- _The task_
Write out the records below once more, exactly as they stand.

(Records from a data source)
· · · ·

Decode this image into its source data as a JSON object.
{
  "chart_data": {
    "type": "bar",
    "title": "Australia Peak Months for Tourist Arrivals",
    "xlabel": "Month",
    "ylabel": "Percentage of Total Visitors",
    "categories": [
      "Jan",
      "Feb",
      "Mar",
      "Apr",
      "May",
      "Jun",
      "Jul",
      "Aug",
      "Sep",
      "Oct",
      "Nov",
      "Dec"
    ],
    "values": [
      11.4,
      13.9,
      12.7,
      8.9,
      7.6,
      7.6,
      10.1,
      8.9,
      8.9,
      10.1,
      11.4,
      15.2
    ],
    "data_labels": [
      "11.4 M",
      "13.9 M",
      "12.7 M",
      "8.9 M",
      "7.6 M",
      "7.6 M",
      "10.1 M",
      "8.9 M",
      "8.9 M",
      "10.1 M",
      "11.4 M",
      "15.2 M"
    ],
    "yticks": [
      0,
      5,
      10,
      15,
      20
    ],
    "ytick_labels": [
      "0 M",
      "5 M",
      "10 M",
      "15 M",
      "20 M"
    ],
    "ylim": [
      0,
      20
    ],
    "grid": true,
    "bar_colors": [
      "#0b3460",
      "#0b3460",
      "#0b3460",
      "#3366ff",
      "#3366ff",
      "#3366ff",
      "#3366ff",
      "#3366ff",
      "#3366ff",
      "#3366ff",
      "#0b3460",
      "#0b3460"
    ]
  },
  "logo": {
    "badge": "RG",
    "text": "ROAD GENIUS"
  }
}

· · · ·

- _Written solution_
Decode this image into its source data as a JSON object.
{
  "chart_data": {
    "type": "bar",
    "title": "Australia Peak Months for Tourist Arrivals",
    "xlabel": "Month",
    "ylabel": "Percentage of Total Visitors",
    "categories": [
      "Jan",
      "Feb",
      "Mar",
      "Apr",
      "May",
      "Jun",
      "Jul",
      "Aug",
      "Sep",
      "Oct",
      "Nov",
      "Dec"
    ],
    "values": [
      11.4,
      13.9,
      12.7,
      8.9,
      7.6,
      7.6,
      10.1,
      8.9,
      8.9,
      10.1,
      11.4,
      15.2
    ],
    "data_labels": [
      "11.4 M",
      "13.9 M",
      "12.7 M",
      "8.9 M",
      "7.6 M",
      "7.6 M",
      "10.1 M",
      "8.9 M",
      "8.9 M",
      "10.1 M",
      "11.4 M",
      "15.2 M"
    ],
    "yticks": [
      0,
      5,
      10,
      15,
      20
    ],
    "ytick_labels": [
      "0 M",
      "5 M",
      "10 M",
      "15 M",
      "20 M"
    ],
    "ylim": [
      0,
      20
    ],
    "grid": true,
    "bar_colors": [
      "#0b3460",
      "#0b3460",
      "#0b3460",
      "#3366ff",
      "#3366ff",
      "#3366ff",
      "#3366ff",
      "#3366ff",
      "#3366ff",
      "#3366ff",
      "#0b3460",
      "#0b3460"
    ]
  },
  "logo": {
    "badge": "RG",
    "text": "ROAD GENIUS"
  }
}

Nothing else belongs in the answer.